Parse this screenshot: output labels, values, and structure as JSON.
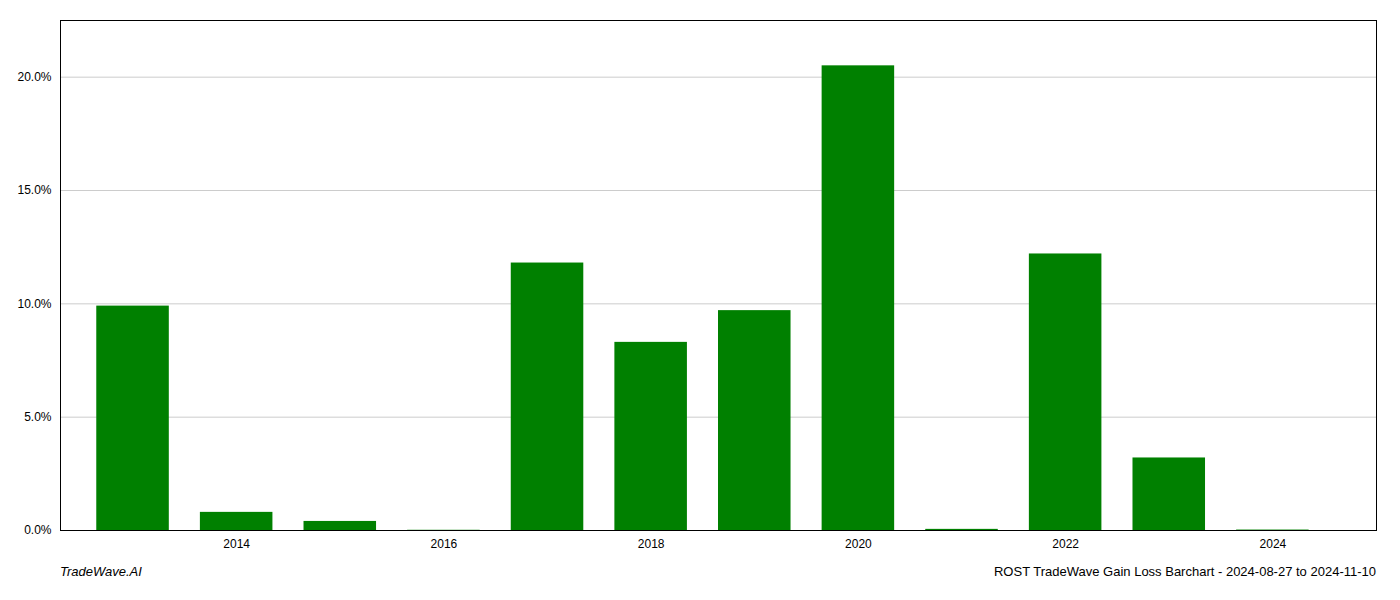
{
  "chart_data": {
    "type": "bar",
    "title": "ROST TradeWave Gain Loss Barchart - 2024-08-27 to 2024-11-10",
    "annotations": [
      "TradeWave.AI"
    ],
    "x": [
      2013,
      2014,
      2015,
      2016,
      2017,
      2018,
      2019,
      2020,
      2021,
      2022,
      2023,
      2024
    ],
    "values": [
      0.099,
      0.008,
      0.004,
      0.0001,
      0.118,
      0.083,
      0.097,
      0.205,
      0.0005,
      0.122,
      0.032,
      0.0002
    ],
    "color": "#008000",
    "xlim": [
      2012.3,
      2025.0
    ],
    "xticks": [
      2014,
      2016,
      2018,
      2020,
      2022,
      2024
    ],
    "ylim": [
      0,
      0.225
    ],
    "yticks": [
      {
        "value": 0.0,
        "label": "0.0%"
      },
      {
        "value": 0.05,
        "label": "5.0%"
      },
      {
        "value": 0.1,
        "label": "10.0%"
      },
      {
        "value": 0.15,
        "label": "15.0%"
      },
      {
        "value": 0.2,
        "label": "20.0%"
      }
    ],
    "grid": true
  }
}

## Direction
Copy the data exactly. Any picture it contains is to be omitted.

## Response to the task
Parse this screenshot: output labels, values, and structure as JSON.
{
  "chart_data": {
    "type": "bar",
    "title": "ROST TradeWave Gain Loss Barchart - 2024-08-27 to 2024-11-10",
    "annotations": [
      "TradeWave.AI"
    ],
    "x": [
      2013,
      2014,
      2015,
      2016,
      2017,
      2018,
      2019,
      2020,
      2021,
      2022,
      2023,
      2024
    ],
    "values": [
      0.099,
      0.008,
      0.004,
      0.0001,
      0.118,
      0.083,
      0.097,
      0.205,
      0.0005,
      0.122,
      0.032,
      0.0002
    ],
    "color": "#008000",
    "xlim": [
      2012.3,
      2025.0
    ],
    "xticks": [
      2014,
      2016,
      2018,
      2020,
      2022,
      2024
    ],
    "ylim": [
      0,
      0.225
    ],
    "yticks": [
      {
        "value": 0.0,
        "label": "0.0%"
      },
      {
        "value": 0.05,
        "label": "5.0%"
      },
      {
        "value": 0.1,
        "label": "10.0%"
      },
      {
        "value": 0.15,
        "label": "15.0%"
      },
      {
        "value": 0.2,
        "label": "20.0%"
      }
    ],
    "grid": true
  }
}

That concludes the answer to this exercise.